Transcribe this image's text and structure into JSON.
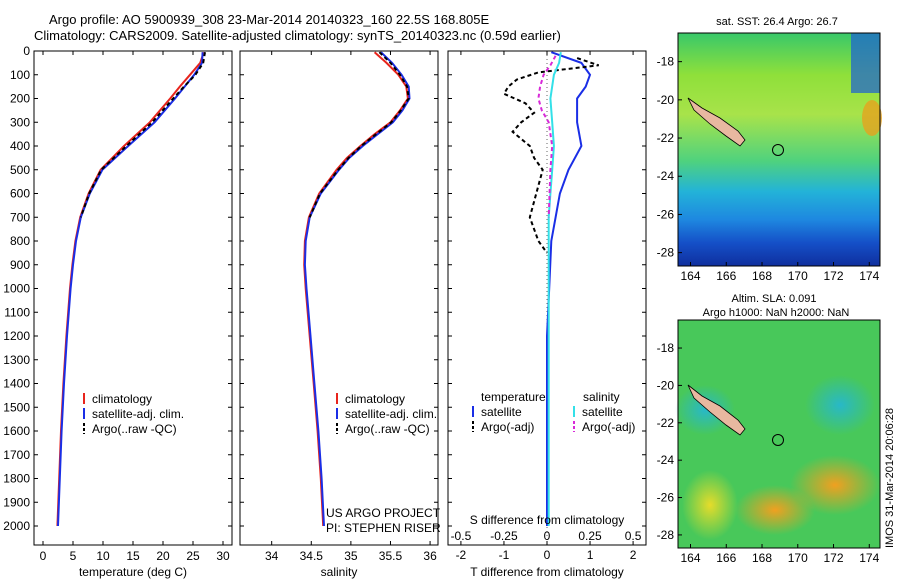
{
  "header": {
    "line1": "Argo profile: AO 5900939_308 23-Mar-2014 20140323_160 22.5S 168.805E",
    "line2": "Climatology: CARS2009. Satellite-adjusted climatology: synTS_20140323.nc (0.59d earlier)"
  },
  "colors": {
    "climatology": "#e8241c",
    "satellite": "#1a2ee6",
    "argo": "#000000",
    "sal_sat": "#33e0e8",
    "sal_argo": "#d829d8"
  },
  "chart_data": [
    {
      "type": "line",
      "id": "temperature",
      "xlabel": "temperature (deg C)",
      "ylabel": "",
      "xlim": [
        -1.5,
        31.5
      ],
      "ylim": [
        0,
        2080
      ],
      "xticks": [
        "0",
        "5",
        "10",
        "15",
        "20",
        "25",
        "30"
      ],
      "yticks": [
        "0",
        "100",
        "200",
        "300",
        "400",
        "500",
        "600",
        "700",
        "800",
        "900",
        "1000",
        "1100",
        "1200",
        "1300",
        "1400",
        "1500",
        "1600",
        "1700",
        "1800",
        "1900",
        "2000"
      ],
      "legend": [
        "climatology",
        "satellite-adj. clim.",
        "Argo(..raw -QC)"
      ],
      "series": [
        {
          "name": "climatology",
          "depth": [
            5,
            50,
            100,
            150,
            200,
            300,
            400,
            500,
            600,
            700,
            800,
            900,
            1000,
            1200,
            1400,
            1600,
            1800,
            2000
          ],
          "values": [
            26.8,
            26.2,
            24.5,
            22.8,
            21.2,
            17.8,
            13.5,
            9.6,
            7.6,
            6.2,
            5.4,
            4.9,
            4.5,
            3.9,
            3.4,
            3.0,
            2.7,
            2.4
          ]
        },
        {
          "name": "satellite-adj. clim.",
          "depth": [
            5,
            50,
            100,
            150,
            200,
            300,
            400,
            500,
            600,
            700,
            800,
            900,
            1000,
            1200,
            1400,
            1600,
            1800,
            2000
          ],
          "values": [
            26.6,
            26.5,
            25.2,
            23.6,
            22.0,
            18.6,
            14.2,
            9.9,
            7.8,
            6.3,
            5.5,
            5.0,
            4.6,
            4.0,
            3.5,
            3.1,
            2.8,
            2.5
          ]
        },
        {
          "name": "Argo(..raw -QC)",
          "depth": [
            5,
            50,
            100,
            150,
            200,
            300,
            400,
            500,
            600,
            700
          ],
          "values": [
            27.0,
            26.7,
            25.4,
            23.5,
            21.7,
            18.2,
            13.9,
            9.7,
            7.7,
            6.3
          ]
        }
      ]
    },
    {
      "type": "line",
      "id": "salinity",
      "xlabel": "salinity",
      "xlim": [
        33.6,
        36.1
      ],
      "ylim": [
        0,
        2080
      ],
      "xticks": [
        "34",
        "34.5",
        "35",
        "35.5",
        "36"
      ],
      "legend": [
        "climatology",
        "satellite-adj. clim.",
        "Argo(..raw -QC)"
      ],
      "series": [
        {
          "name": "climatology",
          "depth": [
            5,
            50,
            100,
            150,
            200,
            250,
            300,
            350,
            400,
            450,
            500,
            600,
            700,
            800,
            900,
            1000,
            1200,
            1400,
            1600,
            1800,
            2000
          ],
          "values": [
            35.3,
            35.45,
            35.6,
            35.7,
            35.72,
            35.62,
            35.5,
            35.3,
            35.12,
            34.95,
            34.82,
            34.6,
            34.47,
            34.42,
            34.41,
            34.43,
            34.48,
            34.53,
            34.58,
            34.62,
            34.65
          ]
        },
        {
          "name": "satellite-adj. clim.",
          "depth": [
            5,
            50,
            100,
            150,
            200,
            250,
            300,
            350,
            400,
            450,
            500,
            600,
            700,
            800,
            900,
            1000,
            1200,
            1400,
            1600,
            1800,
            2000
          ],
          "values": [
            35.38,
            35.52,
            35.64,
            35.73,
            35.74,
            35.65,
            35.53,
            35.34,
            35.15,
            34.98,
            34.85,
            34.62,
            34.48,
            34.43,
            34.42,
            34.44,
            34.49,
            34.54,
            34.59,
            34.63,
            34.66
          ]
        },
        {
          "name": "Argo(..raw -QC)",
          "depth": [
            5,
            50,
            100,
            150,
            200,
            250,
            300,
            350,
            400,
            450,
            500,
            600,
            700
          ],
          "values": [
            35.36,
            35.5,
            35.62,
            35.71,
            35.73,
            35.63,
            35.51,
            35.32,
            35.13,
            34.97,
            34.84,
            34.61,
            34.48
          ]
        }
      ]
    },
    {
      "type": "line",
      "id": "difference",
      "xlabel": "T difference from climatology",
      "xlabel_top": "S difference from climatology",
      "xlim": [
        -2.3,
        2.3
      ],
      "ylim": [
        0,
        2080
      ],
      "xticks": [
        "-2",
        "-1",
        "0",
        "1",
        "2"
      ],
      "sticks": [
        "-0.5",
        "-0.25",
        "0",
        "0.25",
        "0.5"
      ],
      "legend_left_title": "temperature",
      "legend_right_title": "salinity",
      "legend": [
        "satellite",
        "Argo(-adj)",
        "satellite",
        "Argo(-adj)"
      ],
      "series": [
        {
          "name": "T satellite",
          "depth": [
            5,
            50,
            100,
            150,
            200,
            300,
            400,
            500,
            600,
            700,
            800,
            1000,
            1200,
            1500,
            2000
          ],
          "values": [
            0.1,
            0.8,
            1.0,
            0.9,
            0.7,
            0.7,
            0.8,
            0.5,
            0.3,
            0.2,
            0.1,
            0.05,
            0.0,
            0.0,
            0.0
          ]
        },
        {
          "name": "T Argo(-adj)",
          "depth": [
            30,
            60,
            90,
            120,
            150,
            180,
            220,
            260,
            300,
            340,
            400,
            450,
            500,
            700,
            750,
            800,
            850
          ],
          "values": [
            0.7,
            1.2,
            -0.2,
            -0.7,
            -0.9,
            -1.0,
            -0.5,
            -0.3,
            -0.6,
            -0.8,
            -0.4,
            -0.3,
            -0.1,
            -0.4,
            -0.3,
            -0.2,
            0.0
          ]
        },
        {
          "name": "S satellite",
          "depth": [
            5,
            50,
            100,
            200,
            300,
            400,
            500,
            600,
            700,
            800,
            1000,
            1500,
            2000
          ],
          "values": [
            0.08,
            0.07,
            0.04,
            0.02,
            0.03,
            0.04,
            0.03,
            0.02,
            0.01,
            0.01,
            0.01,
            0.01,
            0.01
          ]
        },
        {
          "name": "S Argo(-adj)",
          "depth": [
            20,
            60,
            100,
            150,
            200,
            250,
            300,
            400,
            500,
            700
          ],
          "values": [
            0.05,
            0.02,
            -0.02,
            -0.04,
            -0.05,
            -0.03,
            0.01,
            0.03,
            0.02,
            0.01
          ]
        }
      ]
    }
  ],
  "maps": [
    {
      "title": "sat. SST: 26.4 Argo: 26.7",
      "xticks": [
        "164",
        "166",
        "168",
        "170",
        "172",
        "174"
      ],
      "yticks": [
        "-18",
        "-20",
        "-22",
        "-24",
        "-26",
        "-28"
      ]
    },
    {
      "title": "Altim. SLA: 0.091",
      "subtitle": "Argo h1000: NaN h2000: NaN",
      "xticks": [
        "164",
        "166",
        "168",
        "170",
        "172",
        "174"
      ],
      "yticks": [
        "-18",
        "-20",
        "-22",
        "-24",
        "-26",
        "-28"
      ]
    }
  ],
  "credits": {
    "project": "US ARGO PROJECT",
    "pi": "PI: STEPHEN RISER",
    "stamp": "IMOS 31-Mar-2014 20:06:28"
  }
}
_ _ _ _ _
**What you are asked to do**. Look over the records above and copy each line that includes the string "from".

**Expected answer**.
      "xlabel": "T difference from climatology",
      "xlabel_top": "S difference from climatology",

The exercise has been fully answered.